## Aim of the exercise
Look through the records that follow. Copy every line containing the word "लखनऊ".

• • •

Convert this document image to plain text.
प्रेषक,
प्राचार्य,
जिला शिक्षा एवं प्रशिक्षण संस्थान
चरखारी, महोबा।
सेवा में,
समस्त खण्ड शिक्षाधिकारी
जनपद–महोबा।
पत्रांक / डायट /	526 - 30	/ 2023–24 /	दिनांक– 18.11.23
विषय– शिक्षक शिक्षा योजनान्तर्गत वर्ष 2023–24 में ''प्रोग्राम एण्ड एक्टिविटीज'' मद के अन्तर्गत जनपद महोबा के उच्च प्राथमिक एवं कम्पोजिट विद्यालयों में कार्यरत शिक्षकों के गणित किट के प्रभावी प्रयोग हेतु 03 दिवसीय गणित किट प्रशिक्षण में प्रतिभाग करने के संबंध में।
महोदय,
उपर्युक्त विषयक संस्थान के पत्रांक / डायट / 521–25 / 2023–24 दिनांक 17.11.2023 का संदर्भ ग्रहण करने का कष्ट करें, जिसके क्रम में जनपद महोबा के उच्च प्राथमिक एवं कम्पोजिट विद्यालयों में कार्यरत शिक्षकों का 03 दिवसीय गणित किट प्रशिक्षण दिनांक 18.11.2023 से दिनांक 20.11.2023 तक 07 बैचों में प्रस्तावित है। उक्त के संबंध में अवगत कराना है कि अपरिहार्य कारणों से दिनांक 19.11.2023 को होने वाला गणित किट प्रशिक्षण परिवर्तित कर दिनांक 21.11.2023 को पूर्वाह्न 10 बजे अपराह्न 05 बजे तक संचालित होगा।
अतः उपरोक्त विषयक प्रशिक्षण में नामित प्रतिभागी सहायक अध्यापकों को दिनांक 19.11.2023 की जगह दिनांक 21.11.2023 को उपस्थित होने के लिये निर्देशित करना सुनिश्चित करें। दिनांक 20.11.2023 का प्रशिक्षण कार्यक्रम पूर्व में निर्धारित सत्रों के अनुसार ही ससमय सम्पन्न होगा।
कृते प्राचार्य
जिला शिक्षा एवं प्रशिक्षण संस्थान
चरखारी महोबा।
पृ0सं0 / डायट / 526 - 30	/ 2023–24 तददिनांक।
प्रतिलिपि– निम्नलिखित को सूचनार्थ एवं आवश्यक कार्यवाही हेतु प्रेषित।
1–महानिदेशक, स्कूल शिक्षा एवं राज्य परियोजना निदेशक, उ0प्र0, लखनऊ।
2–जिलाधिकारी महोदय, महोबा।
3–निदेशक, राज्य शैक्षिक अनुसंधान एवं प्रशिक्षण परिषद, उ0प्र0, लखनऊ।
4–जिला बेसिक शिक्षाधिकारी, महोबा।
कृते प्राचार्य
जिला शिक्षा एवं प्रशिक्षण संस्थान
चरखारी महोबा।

• • •

## Answer below
1–महानिदेशक, स्कूल शिक्षा एवं राज्य परियोजना निदेशक, उ0प्र0, लखनऊ।
3–निदेशक, राज्य शैक्षिक अनुसंधान एवं प्रशिक्षण परिषद, उ0प्र0, लखनऊ।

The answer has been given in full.